(Dataset records on visual material)
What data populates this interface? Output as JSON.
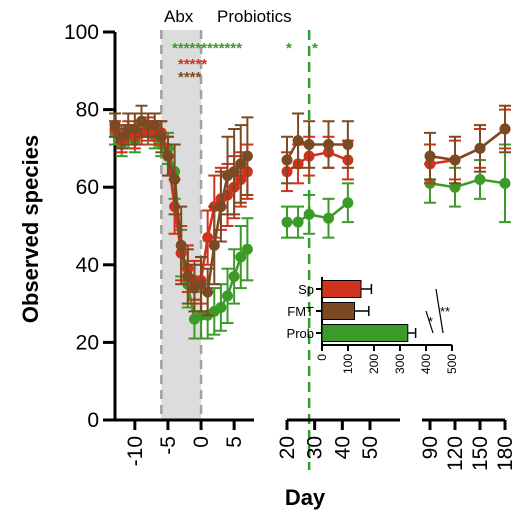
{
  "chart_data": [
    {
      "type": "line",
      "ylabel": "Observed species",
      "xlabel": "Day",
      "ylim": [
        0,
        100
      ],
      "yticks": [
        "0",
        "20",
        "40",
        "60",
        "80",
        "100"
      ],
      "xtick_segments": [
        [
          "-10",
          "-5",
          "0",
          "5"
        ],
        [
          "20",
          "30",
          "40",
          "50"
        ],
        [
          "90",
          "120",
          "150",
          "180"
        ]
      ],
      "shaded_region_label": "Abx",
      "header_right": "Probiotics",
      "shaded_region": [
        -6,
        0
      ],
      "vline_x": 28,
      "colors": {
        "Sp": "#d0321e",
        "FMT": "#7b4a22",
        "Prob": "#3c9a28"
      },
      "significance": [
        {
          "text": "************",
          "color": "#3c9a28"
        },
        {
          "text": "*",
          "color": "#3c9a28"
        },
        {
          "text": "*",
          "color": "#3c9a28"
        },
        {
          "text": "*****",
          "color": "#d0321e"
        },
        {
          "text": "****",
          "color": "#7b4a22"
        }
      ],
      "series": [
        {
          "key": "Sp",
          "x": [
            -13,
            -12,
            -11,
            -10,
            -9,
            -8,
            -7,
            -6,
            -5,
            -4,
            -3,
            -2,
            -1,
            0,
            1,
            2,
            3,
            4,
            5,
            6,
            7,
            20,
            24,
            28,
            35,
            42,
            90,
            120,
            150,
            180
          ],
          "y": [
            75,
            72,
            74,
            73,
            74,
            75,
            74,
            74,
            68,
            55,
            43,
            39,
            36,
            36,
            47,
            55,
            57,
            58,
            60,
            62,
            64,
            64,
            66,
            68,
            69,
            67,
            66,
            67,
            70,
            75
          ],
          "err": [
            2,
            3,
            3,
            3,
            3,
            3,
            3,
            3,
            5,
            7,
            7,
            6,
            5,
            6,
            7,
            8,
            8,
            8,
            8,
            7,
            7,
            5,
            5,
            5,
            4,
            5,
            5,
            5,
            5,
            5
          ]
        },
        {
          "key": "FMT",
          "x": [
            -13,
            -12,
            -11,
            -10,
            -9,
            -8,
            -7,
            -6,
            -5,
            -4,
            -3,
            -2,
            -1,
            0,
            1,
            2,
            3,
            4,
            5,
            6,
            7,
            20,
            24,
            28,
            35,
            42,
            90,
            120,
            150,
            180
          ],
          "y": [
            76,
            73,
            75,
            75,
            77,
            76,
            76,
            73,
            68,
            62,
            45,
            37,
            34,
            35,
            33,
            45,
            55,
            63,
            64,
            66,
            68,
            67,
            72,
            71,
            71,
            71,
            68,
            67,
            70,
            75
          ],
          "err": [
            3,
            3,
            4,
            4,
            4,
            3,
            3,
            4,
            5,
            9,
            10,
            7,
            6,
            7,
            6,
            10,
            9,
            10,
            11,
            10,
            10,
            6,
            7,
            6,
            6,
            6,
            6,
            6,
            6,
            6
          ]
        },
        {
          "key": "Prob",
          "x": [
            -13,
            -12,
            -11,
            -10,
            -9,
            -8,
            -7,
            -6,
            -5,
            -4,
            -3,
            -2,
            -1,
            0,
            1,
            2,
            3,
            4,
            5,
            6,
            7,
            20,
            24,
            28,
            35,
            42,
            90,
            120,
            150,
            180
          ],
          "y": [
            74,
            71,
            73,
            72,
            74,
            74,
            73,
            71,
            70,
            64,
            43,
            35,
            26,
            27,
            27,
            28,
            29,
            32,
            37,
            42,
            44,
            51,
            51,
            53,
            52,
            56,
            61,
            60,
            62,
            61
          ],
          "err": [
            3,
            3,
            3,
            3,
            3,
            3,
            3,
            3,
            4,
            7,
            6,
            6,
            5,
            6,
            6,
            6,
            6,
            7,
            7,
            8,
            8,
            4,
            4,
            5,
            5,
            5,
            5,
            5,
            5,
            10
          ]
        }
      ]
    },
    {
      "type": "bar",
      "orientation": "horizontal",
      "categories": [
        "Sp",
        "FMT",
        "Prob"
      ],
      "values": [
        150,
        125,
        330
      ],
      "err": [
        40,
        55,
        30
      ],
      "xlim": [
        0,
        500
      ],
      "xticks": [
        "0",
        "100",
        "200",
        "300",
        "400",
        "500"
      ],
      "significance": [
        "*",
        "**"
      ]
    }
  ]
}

_TASK PROMPT_
Your job is to transcribe the entries above exactly; skip the pictures.

_TASK RESULT_
What data populates this interface? Output as JSON.
{
  "chart_data": [
    {
      "type": "line",
      "ylabel": "Observed species",
      "xlabel": "Day",
      "ylim": [
        0,
        100
      ],
      "yticks": [
        "0",
        "20",
        "40",
        "60",
        "80",
        "100"
      ],
      "xtick_segments": [
        [
          "-10",
          "-5",
          "0",
          "5"
        ],
        [
          "20",
          "30",
          "40",
          "50"
        ],
        [
          "90",
          "120",
          "150",
          "180"
        ]
      ],
      "shaded_region_label": "Abx",
      "header_right": "Probiotics",
      "shaded_region": [
        -6,
        0
      ],
      "vline_x": 28,
      "colors": {
        "Sp": "#d0321e",
        "FMT": "#7b4a22",
        "Prob": "#3c9a28"
      },
      "significance": [
        {
          "text": "************",
          "color": "#3c9a28"
        },
        {
          "text": "*",
          "color": "#3c9a28"
        },
        {
          "text": "*",
          "color": "#3c9a28"
        },
        {
          "text": "*****",
          "color": "#d0321e"
        },
        {
          "text": "****",
          "color": "#7b4a22"
        }
      ],
      "series": [
        {
          "key": "Sp",
          "x": [
            -13,
            -12,
            -11,
            -10,
            -9,
            -8,
            -7,
            -6,
            -5,
            -4,
            -3,
            -2,
            -1,
            0,
            1,
            2,
            3,
            4,
            5,
            6,
            7,
            20,
            24,
            28,
            35,
            42,
            90,
            120,
            150,
            180
          ],
          "y": [
            75,
            72,
            74,
            73,
            74,
            75,
            74,
            74,
            68,
            55,
            43,
            39,
            36,
            36,
            47,
            55,
            57,
            58,
            60,
            62,
            64,
            64,
            66,
            68,
            69,
            67,
            66,
            67,
            70,
            75
          ],
          "err": [
            2,
            3,
            3,
            3,
            3,
            3,
            3,
            3,
            5,
            7,
            7,
            6,
            5,
            6,
            7,
            8,
            8,
            8,
            8,
            7,
            7,
            5,
            5,
            5,
            4,
            5,
            5,
            5,
            5,
            5
          ]
        },
        {
          "key": "FMT",
          "x": [
            -13,
            -12,
            -11,
            -10,
            -9,
            -8,
            -7,
            -6,
            -5,
            -4,
            -3,
            -2,
            -1,
            0,
            1,
            2,
            3,
            4,
            5,
            6,
            7,
            20,
            24,
            28,
            35,
            42,
            90,
            120,
            150,
            180
          ],
          "y": [
            76,
            73,
            75,
            75,
            77,
            76,
            76,
            73,
            68,
            62,
            45,
            37,
            34,
            35,
            33,
            45,
            55,
            63,
            64,
            66,
            68,
            67,
            72,
            71,
            71,
            71,
            68,
            67,
            70,
            75
          ],
          "err": [
            3,
            3,
            4,
            4,
            4,
            3,
            3,
            4,
            5,
            9,
            10,
            7,
            6,
            7,
            6,
            10,
            9,
            10,
            11,
            10,
            10,
            6,
            7,
            6,
            6,
            6,
            6,
            6,
            6,
            6
          ]
        },
        {
          "key": "Prob",
          "x": [
            -13,
            -12,
            -11,
            -10,
            -9,
            -8,
            -7,
            -6,
            -5,
            -4,
            -3,
            -2,
            -1,
            0,
            1,
            2,
            3,
            4,
            5,
            6,
            7,
            20,
            24,
            28,
            35,
            42,
            90,
            120,
            150,
            180
          ],
          "y": [
            74,
            71,
            73,
            72,
            74,
            74,
            73,
            71,
            70,
            64,
            43,
            35,
            26,
            27,
            27,
            28,
            29,
            32,
            37,
            42,
            44,
            51,
            51,
            53,
            52,
            56,
            61,
            60,
            62,
            61
          ],
          "err": [
            3,
            3,
            3,
            3,
            3,
            3,
            3,
            3,
            4,
            7,
            6,
            6,
            5,
            6,
            6,
            6,
            6,
            7,
            7,
            8,
            8,
            4,
            4,
            5,
            5,
            5,
            5,
            5,
            5,
            10
          ]
        }
      ]
    },
    {
      "type": "bar",
      "orientation": "horizontal",
      "categories": [
        "Sp",
        "FMT",
        "Prob"
      ],
      "values": [
        150,
        125,
        330
      ],
      "err": [
        40,
        55,
        30
      ],
      "xlim": [
        0,
        500
      ],
      "xticks": [
        "0",
        "100",
        "200",
        "300",
        "400",
        "500"
      ],
      "significance": [
        "*",
        "**"
      ]
    }
  ]
}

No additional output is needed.